### Record set

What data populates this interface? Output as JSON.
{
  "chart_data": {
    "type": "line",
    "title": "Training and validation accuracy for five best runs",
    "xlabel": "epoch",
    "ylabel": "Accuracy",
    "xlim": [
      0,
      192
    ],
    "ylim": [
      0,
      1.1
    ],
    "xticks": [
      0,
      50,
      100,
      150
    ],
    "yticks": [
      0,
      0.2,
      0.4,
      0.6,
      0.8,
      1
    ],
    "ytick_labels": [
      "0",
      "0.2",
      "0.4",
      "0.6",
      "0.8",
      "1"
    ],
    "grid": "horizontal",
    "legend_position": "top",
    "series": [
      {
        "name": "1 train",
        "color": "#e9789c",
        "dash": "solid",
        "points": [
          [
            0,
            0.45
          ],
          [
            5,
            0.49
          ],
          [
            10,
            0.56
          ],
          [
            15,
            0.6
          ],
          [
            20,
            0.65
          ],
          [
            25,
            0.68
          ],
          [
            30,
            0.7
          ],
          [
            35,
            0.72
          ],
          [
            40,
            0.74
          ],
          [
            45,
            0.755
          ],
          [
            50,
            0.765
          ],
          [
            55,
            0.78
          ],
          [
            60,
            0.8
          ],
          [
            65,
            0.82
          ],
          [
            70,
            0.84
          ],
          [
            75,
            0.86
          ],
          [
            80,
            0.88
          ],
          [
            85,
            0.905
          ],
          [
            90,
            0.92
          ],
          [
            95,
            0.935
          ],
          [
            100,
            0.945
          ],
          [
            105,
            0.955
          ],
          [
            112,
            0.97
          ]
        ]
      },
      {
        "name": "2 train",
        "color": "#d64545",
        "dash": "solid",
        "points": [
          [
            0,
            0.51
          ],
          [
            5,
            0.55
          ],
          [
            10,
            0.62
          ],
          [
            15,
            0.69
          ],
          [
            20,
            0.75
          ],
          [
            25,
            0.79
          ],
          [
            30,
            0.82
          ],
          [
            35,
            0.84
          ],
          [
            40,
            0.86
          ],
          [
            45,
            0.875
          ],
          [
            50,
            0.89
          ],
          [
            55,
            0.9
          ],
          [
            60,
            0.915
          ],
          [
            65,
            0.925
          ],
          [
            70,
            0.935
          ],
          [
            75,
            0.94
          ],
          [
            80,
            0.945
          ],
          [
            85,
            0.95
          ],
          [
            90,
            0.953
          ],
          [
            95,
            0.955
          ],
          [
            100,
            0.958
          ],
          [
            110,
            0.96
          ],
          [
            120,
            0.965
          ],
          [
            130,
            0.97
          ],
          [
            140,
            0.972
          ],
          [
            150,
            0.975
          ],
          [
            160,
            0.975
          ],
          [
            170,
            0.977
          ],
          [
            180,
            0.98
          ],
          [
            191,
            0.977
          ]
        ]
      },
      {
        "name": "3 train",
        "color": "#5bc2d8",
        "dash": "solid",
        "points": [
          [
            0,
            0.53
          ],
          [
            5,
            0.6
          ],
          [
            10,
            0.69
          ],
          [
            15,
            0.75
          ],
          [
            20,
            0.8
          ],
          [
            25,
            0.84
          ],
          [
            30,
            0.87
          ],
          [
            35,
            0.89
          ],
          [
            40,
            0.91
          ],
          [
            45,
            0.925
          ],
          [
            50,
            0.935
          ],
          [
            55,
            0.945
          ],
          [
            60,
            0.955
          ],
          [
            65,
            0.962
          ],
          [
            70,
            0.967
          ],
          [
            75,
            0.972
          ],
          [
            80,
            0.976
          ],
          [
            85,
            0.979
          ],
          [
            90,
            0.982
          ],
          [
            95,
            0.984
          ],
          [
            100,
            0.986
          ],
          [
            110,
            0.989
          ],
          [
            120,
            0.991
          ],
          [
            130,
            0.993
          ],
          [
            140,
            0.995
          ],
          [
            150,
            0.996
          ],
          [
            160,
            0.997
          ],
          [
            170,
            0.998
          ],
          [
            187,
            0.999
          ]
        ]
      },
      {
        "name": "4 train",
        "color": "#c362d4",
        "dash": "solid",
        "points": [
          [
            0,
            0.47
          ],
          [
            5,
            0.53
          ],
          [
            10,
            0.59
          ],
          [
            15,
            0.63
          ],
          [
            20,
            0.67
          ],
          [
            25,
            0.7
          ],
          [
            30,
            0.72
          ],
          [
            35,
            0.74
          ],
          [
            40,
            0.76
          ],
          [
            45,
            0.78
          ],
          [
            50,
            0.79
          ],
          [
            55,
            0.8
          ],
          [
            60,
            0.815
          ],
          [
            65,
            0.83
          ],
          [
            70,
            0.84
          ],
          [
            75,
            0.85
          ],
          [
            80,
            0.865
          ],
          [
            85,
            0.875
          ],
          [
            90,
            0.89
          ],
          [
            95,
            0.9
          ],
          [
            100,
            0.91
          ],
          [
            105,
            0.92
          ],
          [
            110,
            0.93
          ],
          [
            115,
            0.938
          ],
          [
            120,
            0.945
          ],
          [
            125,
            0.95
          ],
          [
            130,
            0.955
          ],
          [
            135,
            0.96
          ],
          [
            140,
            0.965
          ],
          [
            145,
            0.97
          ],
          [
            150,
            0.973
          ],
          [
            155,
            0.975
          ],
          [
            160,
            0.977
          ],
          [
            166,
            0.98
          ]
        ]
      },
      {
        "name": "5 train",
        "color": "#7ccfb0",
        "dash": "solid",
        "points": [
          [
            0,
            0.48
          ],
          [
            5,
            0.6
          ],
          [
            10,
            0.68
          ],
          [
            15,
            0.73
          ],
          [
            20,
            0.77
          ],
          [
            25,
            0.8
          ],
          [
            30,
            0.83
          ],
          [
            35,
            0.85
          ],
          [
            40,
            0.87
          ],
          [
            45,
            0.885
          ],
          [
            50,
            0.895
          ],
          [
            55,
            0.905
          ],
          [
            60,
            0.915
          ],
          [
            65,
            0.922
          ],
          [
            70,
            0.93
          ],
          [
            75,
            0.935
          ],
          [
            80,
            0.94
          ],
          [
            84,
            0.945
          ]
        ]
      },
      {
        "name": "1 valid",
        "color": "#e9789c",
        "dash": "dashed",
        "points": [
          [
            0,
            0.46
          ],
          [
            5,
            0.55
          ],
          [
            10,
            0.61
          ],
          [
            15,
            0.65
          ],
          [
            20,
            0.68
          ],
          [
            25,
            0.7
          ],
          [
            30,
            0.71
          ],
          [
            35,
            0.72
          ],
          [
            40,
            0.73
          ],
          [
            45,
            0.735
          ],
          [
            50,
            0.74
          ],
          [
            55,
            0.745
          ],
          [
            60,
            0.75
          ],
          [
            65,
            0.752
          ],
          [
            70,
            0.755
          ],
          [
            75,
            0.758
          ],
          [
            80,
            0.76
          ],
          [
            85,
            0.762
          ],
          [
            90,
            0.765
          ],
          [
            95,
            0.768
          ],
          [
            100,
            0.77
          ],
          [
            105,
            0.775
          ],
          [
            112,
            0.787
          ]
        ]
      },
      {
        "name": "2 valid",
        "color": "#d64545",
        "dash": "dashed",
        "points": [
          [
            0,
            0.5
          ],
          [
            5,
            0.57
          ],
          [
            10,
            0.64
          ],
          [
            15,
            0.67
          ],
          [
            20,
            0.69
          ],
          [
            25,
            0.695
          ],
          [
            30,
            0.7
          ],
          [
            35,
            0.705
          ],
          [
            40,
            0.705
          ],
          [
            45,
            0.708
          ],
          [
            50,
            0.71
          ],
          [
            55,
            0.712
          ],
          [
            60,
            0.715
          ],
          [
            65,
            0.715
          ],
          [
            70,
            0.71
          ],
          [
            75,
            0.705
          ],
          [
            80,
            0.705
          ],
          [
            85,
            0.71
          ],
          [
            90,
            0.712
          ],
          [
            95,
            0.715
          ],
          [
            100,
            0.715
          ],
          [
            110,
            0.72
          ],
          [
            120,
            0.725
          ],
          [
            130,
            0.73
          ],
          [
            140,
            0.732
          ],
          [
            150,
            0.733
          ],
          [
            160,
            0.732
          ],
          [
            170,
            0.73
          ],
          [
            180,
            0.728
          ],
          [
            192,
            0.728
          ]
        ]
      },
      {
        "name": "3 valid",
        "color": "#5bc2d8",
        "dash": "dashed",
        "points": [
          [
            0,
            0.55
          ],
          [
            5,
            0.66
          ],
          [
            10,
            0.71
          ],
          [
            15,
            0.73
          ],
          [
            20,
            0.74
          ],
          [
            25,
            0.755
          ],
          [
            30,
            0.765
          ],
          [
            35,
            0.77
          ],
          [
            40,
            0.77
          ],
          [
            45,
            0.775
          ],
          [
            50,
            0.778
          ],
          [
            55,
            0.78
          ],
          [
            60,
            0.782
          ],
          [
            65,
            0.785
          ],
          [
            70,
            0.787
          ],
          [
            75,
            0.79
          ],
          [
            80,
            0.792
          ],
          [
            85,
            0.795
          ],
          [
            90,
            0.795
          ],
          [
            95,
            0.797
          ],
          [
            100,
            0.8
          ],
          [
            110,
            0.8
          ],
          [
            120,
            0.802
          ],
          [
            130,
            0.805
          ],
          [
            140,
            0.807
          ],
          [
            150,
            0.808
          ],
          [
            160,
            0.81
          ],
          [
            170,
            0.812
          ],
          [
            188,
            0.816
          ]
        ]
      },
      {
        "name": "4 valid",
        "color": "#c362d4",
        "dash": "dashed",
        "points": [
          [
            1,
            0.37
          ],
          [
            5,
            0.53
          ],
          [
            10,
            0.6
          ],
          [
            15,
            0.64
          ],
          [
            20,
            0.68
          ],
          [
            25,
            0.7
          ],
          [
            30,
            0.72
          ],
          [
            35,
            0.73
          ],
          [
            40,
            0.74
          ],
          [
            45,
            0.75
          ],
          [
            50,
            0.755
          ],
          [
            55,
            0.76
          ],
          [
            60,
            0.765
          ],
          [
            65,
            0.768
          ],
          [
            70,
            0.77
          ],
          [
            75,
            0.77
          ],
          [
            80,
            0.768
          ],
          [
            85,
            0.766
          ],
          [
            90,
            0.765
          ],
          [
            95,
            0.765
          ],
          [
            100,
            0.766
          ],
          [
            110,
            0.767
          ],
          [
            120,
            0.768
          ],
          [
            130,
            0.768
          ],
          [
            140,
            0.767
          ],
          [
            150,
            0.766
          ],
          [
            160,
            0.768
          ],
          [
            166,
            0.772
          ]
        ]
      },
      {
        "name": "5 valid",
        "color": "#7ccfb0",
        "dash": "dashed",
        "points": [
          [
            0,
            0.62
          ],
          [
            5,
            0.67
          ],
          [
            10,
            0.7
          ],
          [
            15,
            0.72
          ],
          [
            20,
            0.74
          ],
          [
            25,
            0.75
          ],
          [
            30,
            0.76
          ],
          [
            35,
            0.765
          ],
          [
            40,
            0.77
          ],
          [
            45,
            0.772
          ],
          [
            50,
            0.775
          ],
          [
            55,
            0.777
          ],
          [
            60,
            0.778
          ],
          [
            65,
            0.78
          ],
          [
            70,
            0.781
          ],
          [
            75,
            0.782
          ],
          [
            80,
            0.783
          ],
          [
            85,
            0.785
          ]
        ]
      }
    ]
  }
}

### Required work
Pick out each line in the material containing "name".

### Expected answer
        "name": "1 train",
        "name": "2 train",
        "name": "3 train",
        "name": "4 train",
        "name": "5 train",
        "name": "1 valid",
        "name": "2 valid",
        "name": "3 valid",
        "name": "4 valid",
        "name": "5 valid",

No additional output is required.